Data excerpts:
----------------------------------------
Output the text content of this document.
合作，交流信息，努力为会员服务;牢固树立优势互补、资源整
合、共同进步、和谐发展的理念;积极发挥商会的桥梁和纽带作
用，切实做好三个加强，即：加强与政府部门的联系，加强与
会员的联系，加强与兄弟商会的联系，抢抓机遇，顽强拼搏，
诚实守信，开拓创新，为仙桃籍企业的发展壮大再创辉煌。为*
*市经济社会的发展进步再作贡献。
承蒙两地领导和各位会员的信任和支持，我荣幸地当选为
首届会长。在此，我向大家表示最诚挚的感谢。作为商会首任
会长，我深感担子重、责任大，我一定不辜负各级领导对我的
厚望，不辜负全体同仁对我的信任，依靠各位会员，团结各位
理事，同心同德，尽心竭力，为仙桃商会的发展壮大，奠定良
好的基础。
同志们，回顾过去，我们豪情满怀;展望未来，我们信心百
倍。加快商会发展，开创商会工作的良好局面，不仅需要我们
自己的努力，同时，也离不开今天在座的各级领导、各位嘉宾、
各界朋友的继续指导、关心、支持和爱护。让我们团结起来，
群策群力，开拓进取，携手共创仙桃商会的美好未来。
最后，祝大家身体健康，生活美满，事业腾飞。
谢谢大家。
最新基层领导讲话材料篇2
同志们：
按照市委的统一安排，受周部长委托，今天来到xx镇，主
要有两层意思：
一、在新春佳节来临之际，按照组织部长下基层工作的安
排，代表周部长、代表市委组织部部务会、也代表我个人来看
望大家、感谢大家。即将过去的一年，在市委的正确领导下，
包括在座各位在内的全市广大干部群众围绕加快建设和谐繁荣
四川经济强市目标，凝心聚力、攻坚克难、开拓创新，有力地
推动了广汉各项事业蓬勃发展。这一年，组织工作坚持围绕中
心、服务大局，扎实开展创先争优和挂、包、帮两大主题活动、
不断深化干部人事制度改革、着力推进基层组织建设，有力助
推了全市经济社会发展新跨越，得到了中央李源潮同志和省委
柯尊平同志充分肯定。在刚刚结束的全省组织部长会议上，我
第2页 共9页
----------------------------------------
What is the number of lines in the records that contain "开拓创新"? Give that number only.

2